Your task
Write every line out verbatim and omit the pictures.

Stored rows
══════════

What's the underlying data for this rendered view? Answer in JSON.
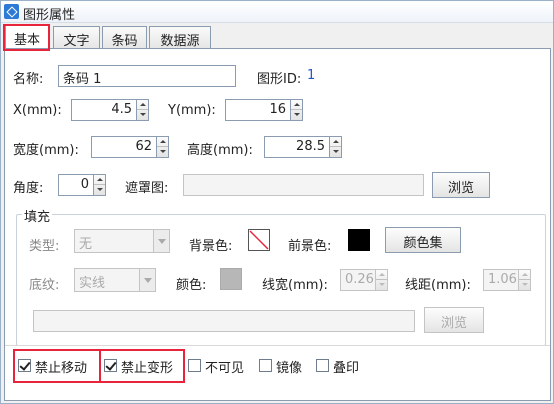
{
  "window": {
    "title": "图形属性"
  },
  "tabs": [
    {
      "label": "基本"
    },
    {
      "label": "文字"
    },
    {
      "label": "条码"
    },
    {
      "label": "数据源"
    }
  ],
  "basic": {
    "name_label": "名称:",
    "name_value": "条码 1",
    "id_label": "图形ID:",
    "id_value": "1",
    "x_label": "X(mm):",
    "x_value": "4.5",
    "y_label": "Y(mm):",
    "y_value": "16",
    "width_label": "宽度(mm):",
    "width_value": "62",
    "height_label": "高度(mm):",
    "height_value": "28.5",
    "angle_label": "角度:",
    "angle_value": "0",
    "mask_label": "遮罩图:",
    "mask_value": "",
    "browse_label": "浏览"
  },
  "fill": {
    "group_title": "填充",
    "type_label": "类型:",
    "type_value": "无",
    "bg_label": "背景色:",
    "fg_label": "前景色:",
    "color_set_label": "颜色集",
    "texture_label": "底纹:",
    "texture_value": "实线",
    "color_label": "颜色:",
    "line_width_label": "线宽(mm):",
    "line_width_value": "0.26",
    "line_spacing_label": "线距(mm):",
    "line_spacing_value": "1.06",
    "path_value": "",
    "browse_label": "浏览",
    "colors": {
      "foreground": "#000000",
      "texture_color": "#b7b7b7"
    }
  },
  "options": [
    {
      "label": "禁止移动",
      "checked": true
    },
    {
      "label": "禁止变形",
      "checked": true
    },
    {
      "label": "不可见",
      "checked": false
    },
    {
      "label": "镜像",
      "checked": false
    },
    {
      "label": "叠印",
      "checked": false
    }
  ],
  "colors": {
    "highlight": "#e8243c",
    "id_text": "#2256c4"
  }
}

══════════

Correct response
What's the underlying data for this rendered view? Answer in JSON.
{
  "window": {
    "title": "图形属性"
  },
  "tabs": [
    {
      "label": "基本"
    },
    {
      "label": "文字"
    },
    {
      "label": "条码"
    },
    {
      "label": "数据源"
    }
  ],
  "basic": {
    "name_label": "名称:",
    "name_value": "条码 1",
    "id_label": "图形ID:",
    "id_value": "1",
    "x_label": "X(mm):",
    "x_value": "4.5",
    "y_label": "Y(mm):",
    "y_value": "16",
    "width_label": "宽度(mm):",
    "width_value": "62",
    "height_label": "高度(mm):",
    "height_value": "28.5",
    "angle_label": "角度:",
    "angle_value": "0",
    "mask_label": "遮罩图:",
    "mask_value": "",
    "browse_label": "浏览"
  },
  "fill": {
    "group_title": "填充",
    "type_label": "类型:",
    "type_value": "无",
    "bg_label": "背景色:",
    "fg_label": "前景色:",
    "color_set_label": "颜色集",
    "texture_label": "底纹:",
    "texture_value": "实线",
    "color_label": "颜色:",
    "line_width_label": "线宽(mm):",
    "line_width_value": "0.26",
    "line_spacing_label": "线距(mm):",
    "line_spacing_value": "1.06",
    "path_value": "",
    "browse_label": "浏览",
    "colors": {
      "foreground": "#000000",
      "texture_color": "#b7b7b7"
    }
  },
  "options": [
    {
      "label": "禁止移动",
      "checked": true
    },
    {
      "label": "禁止变形",
      "checked": true
    },
    {
      "label": "不可见",
      "checked": false
    },
    {
      "label": "镜像",
      "checked": false
    },
    {
      "label": "叠印",
      "checked": false
    }
  ],
  "colors": {
    "highlight": "#e8243c",
    "id_text": "#2256c4"
  }
}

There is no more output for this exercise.